** TASK DIRECTIONS **
From the entries provided below, copy each line that contains the word "General".

** SUPPLIED MATERIAL **
========================================
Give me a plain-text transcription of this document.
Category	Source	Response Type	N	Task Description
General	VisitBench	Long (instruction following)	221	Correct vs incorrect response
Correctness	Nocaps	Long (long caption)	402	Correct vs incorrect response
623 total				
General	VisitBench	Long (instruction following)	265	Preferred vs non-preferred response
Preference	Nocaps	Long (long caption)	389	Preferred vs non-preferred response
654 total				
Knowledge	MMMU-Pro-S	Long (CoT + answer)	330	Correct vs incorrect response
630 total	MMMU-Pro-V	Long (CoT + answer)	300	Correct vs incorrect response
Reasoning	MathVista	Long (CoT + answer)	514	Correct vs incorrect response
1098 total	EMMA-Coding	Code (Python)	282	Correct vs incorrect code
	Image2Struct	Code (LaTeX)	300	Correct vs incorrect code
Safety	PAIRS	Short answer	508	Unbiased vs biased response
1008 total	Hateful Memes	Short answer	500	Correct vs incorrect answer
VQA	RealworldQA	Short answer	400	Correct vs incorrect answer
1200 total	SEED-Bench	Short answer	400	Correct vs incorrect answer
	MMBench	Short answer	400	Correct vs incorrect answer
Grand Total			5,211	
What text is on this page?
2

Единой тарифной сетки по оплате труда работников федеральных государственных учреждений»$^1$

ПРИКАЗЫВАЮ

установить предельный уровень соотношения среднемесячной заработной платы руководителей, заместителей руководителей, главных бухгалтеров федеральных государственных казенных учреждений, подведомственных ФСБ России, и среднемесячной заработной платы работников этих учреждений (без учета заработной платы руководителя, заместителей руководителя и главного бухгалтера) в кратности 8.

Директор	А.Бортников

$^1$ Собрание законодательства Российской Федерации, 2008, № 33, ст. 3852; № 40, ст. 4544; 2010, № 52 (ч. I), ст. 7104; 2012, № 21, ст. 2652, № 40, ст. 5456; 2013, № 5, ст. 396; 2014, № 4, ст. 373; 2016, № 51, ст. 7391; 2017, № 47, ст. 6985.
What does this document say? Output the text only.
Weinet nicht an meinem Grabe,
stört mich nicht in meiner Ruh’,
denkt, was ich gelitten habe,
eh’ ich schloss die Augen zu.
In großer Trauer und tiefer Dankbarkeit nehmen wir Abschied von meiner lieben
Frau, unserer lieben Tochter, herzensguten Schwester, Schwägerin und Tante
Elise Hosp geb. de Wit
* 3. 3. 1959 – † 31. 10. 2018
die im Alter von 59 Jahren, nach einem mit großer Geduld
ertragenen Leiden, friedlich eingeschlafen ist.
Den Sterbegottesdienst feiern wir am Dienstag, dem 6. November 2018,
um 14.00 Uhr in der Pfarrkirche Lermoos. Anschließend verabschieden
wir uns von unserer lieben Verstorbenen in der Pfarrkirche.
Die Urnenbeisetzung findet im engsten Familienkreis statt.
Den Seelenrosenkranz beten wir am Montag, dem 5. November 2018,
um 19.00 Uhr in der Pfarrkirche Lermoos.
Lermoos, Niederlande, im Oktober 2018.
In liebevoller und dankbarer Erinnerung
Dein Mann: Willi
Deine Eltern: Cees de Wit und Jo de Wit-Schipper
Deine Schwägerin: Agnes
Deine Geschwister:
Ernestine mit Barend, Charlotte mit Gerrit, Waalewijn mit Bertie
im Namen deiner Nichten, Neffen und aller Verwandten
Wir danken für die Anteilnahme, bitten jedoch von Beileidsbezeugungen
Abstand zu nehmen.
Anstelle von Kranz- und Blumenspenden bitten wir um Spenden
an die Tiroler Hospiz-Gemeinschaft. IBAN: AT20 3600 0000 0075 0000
========================================
** RESPONSE BELOW **
General	VisitBench	Long (instruction following)	221	Correct vs incorrect response
General	VisitBench	Long (instruction following)	265	Preferred vs non-preferred response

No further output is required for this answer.